TASK REQUIREMENTS: Track down the lines that contain "from" and copy them.

[Figure collection entries]
____

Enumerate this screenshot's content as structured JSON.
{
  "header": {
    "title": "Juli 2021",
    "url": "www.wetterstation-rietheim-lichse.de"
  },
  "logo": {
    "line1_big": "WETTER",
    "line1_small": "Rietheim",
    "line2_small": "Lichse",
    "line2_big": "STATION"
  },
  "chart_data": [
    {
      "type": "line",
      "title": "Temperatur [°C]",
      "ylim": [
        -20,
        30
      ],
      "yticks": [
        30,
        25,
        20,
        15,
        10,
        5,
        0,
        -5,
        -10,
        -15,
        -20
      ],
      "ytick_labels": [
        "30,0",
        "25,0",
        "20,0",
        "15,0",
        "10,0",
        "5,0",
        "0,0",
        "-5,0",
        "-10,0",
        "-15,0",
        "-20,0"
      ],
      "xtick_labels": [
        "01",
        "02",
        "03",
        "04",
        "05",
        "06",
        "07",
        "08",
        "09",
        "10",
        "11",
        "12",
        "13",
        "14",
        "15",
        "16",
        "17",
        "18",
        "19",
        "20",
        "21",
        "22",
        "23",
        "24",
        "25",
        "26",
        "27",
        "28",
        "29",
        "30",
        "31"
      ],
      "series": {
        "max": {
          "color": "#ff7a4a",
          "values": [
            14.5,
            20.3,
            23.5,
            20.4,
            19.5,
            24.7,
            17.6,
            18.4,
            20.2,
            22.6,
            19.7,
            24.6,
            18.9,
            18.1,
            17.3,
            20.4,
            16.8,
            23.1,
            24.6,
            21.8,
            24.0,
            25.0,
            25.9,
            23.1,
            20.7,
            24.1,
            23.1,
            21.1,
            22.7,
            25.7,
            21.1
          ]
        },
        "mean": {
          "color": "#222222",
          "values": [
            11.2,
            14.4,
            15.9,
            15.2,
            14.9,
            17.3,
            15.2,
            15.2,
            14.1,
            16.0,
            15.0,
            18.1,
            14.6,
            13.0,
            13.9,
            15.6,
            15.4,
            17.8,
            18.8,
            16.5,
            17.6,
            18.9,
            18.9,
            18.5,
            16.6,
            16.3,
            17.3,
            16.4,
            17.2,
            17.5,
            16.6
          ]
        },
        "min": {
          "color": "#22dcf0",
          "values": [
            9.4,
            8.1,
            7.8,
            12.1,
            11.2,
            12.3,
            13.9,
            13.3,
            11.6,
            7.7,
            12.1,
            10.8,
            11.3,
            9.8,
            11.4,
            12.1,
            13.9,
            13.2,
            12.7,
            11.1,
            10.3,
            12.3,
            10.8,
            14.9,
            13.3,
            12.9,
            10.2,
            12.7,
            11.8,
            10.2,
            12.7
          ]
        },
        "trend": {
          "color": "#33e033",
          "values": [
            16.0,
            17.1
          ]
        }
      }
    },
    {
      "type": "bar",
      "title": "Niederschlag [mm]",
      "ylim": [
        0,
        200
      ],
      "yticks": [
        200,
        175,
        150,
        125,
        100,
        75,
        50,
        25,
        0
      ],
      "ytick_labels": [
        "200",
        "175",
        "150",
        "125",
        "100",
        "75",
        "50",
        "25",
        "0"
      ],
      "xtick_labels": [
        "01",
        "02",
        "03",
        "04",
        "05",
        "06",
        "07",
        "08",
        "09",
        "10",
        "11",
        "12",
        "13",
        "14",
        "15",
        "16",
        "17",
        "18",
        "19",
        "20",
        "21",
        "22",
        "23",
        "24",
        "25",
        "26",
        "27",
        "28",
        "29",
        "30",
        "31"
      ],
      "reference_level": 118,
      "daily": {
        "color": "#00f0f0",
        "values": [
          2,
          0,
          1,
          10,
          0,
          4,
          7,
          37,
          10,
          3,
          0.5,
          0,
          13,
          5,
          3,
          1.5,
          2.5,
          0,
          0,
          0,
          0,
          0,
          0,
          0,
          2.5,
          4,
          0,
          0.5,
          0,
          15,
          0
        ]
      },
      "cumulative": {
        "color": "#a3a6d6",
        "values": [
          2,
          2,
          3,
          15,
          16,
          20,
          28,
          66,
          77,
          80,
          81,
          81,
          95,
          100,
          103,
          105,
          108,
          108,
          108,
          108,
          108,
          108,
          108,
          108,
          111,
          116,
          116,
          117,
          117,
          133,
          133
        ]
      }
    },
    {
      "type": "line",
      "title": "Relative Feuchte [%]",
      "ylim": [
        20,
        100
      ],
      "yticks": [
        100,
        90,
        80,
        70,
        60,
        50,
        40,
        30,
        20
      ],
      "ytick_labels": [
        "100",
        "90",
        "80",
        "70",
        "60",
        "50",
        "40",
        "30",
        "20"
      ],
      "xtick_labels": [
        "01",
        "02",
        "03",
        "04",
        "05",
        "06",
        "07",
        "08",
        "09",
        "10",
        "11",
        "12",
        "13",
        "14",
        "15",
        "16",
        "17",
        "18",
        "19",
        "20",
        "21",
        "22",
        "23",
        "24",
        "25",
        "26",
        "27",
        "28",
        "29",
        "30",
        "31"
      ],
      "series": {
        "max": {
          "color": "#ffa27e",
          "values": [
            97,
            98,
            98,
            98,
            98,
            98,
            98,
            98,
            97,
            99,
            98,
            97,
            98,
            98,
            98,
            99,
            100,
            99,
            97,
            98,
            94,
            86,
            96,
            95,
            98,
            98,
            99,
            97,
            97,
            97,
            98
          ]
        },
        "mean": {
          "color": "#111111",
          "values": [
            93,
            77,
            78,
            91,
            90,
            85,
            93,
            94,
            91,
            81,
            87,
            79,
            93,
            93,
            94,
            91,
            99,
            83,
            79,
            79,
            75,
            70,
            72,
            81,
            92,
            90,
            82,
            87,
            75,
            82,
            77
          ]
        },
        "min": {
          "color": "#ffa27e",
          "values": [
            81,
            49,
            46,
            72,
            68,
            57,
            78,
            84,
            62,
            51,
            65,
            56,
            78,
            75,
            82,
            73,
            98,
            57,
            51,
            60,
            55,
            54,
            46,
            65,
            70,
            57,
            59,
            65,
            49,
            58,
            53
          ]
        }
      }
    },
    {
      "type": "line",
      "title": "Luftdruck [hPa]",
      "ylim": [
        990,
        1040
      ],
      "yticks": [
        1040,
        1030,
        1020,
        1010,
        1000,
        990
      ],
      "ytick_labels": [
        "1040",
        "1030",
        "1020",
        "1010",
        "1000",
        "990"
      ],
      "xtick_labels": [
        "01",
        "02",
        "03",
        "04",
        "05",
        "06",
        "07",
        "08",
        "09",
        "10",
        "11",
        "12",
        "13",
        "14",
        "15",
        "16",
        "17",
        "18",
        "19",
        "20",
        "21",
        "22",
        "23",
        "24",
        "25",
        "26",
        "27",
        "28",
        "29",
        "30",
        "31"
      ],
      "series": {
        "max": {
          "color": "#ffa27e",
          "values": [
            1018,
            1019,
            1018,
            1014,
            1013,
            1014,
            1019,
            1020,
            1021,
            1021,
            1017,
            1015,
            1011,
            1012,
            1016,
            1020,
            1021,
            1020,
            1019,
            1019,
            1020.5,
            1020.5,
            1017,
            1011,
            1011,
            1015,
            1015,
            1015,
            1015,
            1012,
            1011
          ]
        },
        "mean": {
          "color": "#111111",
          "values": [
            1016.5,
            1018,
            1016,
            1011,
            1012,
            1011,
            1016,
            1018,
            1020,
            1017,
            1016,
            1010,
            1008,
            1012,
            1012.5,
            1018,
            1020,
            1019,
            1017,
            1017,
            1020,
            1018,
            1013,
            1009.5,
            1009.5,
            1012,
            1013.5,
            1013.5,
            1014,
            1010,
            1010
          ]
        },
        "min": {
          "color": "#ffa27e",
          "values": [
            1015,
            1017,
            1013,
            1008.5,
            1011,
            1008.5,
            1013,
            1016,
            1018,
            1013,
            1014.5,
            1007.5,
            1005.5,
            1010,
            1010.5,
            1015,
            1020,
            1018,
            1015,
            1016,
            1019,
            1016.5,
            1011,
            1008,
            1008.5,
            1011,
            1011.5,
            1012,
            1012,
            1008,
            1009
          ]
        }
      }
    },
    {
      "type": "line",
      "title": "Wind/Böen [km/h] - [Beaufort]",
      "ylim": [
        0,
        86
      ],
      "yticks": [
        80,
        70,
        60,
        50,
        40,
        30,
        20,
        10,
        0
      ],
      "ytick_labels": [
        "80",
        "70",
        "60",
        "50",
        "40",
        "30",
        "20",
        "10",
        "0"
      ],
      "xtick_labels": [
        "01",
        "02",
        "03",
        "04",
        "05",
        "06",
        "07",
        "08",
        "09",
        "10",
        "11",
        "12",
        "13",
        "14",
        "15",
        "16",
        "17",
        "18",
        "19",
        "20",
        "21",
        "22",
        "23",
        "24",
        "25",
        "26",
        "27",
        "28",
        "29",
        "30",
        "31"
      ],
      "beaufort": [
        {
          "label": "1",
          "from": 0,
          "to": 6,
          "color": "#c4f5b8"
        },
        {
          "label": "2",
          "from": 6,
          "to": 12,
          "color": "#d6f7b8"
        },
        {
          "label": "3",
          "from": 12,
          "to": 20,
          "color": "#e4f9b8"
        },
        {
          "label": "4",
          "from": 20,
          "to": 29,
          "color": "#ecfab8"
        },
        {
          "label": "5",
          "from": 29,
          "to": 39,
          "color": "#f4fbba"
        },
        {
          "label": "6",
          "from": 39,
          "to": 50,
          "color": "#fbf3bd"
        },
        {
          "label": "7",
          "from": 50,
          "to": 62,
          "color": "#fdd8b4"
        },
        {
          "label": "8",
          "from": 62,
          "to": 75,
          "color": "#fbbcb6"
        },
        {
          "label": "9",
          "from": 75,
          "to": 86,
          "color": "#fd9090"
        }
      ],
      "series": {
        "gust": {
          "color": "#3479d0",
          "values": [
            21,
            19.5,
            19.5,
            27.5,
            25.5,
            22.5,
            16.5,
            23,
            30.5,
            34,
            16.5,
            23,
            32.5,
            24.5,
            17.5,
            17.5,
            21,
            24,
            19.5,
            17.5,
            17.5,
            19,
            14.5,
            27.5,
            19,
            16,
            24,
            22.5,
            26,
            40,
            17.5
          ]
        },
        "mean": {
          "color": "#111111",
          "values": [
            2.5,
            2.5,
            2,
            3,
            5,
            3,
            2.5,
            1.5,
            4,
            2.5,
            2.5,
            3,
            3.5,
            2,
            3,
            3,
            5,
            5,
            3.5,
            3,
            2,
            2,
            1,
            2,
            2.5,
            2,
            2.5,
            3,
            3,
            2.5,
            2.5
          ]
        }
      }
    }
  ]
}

____

CORRECT OUTPUT:
          "from": 0,
          "from": 6,
          "from": 12,
          "from": 20,
          "from": 29,
          "from": 39,
          "from": 50,
          "from": 62,
          "from": 75,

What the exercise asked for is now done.